* Passage given *

— Start —

Personally, given that Maven that still requires XML and that the language 
innovation happens these days outside of the Java language itself, the 
technical debt cleanup argument doesn't carry as much weight for me.  And 
requiring 21 seems like a really big jump from 7-8.  The performance benefits 
aren't provided by the compiler, they come from hotspot and that's the JVM 
version at runtime that matters there.  So the provided arguments about the 
benefits of a later JDK aren't really limited by what language Maven uses in 
its built pipeline nor the source version it is compiled with.  Instead it is 
the version of the JVM that the end user uses that matters for the performance 
benefits.

Hunter
    On Thursday, February 22, 2024 at 04:20:49 PM PST, Robert Dean 
<rdea...@gmail.com> wrote:  
 
 As an end user, having a single version of Maven that could build all
my projects (Java 8 - 21) would be preferred, even if it requires Java
21 to run.  That would allow for build pipeline standardization on a
single version of Maven and simplify things for developers.

That being said, if retiring Java 8 and lower output support allows
Maven to shed technical debt and deliver improvements faster, I'd get
over my disappointment. :)

Regards,
Robert Dean



On Thu, Feb 22, 2024 at 3:49 PM Tamás Cservenák <ta...@cservenak.net> wrote:
>
> I think this starts to make reasonable picture:
>
> If you are on Java 8, use Maven 3
> If you are on Java 9+ use Maven 4 (once out).

— End —

* Given exercise 1 *
Set down the records from their start through the line containing "app-title: AWK Moon", with every line unchanged.
The records that follow bear no relation to the email thread above.

* Recorded data *
— Start —

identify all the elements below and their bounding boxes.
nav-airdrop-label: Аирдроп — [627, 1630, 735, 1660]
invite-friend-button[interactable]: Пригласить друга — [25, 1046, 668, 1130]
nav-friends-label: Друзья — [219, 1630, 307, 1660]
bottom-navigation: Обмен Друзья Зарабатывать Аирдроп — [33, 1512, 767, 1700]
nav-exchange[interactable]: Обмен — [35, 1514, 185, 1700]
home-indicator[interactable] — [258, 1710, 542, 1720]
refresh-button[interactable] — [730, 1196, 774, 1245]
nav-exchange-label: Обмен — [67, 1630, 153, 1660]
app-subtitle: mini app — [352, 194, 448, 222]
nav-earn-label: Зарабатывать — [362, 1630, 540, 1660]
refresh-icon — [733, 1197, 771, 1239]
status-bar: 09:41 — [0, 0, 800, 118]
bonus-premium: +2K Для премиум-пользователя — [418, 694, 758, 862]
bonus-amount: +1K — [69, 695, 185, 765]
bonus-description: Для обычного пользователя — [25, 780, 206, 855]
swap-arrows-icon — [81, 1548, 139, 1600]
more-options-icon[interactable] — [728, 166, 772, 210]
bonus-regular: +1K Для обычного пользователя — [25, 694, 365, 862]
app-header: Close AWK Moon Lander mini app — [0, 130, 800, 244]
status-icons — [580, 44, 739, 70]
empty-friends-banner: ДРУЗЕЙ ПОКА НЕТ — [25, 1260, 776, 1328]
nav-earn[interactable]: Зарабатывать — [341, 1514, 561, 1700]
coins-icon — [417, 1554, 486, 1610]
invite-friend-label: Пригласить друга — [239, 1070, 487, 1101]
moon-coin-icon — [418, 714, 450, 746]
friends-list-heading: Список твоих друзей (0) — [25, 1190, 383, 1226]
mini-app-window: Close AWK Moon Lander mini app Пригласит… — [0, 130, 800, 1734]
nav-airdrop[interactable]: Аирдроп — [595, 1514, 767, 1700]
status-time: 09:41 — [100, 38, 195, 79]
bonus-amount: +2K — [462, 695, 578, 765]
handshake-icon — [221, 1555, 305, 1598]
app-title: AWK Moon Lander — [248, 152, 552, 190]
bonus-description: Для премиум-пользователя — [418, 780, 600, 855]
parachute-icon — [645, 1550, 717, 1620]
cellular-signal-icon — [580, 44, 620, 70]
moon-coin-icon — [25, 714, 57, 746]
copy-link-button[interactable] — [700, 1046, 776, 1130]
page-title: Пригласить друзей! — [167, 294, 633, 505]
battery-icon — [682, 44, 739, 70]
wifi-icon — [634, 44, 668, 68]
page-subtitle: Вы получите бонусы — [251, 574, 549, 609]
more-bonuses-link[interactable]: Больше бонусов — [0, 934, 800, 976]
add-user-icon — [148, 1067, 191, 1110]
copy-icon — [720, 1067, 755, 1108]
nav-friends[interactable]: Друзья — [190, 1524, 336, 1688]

— End —

* Given exercise 2 *
Rewrite the stretch of the email thread from "As an end user, having" through "my disappointment. :)", putting "frustration" in place of "disappointment".

* Full answer 1 *
identify all the elements below and their bounding boxes.
nav-airdrop-label: Аирдроп — [627, 1630, 735, 1660]
invite-friend-button[interactable]: Пригласить друга — [25, 1046, 668, 1130]
nav-friends-label: Друзья — [219, 1630, 307, 1660]
bottom-navigation: Обмен Друзья Зарабатывать Аирдроп — [33, 1512, 767, 1700]
nav-exchange[interactable]: Обмен — [35, 1514, 185, 1700]
home-indicator[interactable] — [258, 1710, 542, 1720]
refresh-button[interactable] — [730, 1196, 774, 1245]
nav-exchange-label: Обмен — [67, 1630, 153, 1660]
app-subtitle: mini app — [352, 194, 448, 222]
nav-earn-label: Зарабатывать — [362, 1630, 540, 1660]
refresh-icon — [733, 1197, 771, 1239]
status-bar: 09:41 — [0, 0, 800, 118]
bonus-premium: +2K Для премиум-пользователя — [418, 694, 758, 862]
bonus-amount: +1K — [69, 695, 185, 765]
bonus-description: Для обычного пользователя — [25, 780, 206, 855]
swap-arrows-icon — [81, 1548, 139, 1600]
more-options-icon[interactable] — [728, 166, 772, 210]
bonus-regular: +1K Для обычного пользователя — [25, 694, 365, 862]
app-header: Close AWK Moon Lander mini app — [0, 130, 800, 244]
status-icons — [580, 44, 739, 70]
empty-friends-banner: ДРУЗЕЙ ПОКА НЕТ — [25, 1260, 776, 1328]
nav-earn[interactable]: Зарабатывать — [341, 1514, 561, 1700]
coins-icon — [417, 1554, 486, 1610]
invite-friend-label: Пригласить друга — [239, 1070, 487, 1101]
moon-coin-icon — [418, 714, 450, 746]
friends-list-heading: Список твоих друзей (0) — [25, 1190, 383, 1226]
mini-app-window: Close AWK Moon Lander mini app Пригласит… — [0, 130, 800, 1734]
nav-airdrop[interactable]: Аирдроп — [595, 1514, 767, 1700]
status-time: 09:41 — [100, 38, 195, 79]
bonus-amount: +2K — [462, 695, 578, 765]
handshake-icon — [221, 1555, 305, 1598]
app-title: AWK Moon Lander — [248, 152, 552, 190]

* Full answer 2 *
As an end user, having a single version of Maven that could build all
my projects (Java 8 - 21) would be preferred, even if it requires Java
21 to run.  That would allow for build pipeline standardization on a
single version of Maven and simplify things for developers.

That being said, if retiring Java 8 and lower output support allows
Maven to shed technical debt and deliver improvements faster, I'd get
over my frustration. :)